**Exercise directions**: Single out each line with the word "Michael" and copy it.

━━━━━━━━━━━━━━━━

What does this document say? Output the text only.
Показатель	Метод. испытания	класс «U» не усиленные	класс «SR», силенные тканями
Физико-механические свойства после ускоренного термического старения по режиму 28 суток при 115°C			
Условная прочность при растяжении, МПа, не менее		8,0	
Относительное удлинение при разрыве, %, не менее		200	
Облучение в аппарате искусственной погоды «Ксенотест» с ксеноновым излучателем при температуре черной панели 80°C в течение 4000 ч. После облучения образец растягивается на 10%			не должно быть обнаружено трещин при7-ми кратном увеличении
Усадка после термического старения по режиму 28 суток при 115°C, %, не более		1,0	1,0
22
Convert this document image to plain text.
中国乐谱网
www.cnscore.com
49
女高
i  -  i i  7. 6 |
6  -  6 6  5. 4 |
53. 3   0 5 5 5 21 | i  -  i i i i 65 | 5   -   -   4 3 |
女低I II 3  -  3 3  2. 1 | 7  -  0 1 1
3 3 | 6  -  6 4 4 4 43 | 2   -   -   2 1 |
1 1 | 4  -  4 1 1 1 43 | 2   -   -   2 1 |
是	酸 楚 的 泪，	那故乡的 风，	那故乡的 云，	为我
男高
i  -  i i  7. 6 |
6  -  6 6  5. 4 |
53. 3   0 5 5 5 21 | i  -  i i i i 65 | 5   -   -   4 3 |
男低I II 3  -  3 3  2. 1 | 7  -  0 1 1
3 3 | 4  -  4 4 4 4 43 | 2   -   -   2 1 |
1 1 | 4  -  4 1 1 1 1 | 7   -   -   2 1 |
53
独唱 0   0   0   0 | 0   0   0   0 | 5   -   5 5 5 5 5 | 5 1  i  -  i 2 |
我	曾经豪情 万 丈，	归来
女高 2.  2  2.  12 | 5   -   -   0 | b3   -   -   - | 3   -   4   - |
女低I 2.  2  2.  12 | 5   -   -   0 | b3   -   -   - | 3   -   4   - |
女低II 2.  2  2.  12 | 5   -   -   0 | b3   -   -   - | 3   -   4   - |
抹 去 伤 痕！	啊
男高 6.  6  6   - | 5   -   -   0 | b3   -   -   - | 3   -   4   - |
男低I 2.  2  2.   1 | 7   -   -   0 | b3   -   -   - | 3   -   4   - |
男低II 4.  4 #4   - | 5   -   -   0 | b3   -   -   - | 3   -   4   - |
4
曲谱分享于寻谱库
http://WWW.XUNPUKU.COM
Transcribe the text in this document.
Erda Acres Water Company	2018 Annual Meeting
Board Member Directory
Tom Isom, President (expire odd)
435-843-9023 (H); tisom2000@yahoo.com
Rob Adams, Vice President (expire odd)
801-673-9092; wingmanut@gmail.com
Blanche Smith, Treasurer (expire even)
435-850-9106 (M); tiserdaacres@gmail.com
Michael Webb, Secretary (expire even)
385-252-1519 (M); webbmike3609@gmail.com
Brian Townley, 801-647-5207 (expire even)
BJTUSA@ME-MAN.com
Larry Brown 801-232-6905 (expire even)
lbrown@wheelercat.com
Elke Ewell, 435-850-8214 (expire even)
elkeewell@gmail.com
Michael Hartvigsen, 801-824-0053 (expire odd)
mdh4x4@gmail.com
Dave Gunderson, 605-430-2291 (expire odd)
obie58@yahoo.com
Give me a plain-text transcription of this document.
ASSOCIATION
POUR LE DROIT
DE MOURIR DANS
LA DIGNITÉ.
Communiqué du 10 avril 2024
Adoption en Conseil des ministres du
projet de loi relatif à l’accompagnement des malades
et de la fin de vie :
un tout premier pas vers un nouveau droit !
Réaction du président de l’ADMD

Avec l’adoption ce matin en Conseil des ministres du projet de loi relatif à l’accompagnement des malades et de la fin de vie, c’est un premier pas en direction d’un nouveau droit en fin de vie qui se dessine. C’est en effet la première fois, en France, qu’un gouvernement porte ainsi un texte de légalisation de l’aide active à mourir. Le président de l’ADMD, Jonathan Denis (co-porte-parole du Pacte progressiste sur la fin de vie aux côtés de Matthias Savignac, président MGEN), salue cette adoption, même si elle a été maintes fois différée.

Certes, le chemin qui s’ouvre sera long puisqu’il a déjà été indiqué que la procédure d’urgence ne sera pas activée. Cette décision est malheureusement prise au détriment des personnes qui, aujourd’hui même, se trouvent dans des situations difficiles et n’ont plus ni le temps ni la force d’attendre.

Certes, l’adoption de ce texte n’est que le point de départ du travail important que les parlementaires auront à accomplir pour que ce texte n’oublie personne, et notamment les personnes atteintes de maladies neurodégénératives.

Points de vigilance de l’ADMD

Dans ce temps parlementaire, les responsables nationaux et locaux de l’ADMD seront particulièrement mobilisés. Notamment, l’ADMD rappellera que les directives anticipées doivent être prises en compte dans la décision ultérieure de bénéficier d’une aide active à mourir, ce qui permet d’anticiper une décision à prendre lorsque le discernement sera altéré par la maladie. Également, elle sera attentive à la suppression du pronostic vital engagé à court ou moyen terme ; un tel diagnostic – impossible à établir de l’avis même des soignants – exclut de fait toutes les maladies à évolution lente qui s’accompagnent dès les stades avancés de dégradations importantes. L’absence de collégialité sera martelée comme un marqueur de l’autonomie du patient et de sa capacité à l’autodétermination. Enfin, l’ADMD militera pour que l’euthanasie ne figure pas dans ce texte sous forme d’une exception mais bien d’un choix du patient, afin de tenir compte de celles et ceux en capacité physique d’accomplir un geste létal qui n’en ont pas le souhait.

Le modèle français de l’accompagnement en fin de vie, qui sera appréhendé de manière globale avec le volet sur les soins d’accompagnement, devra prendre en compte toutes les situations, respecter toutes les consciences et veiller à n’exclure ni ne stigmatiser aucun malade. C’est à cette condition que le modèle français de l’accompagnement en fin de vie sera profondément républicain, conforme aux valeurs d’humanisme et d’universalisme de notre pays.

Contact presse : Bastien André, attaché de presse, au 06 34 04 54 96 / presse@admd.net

━━━━━━━━━━━━━━━━

**Written response**:
Michael Webb, Secretary (expire even)
Michael Hartvigsen, 801-824-0053 (expire odd)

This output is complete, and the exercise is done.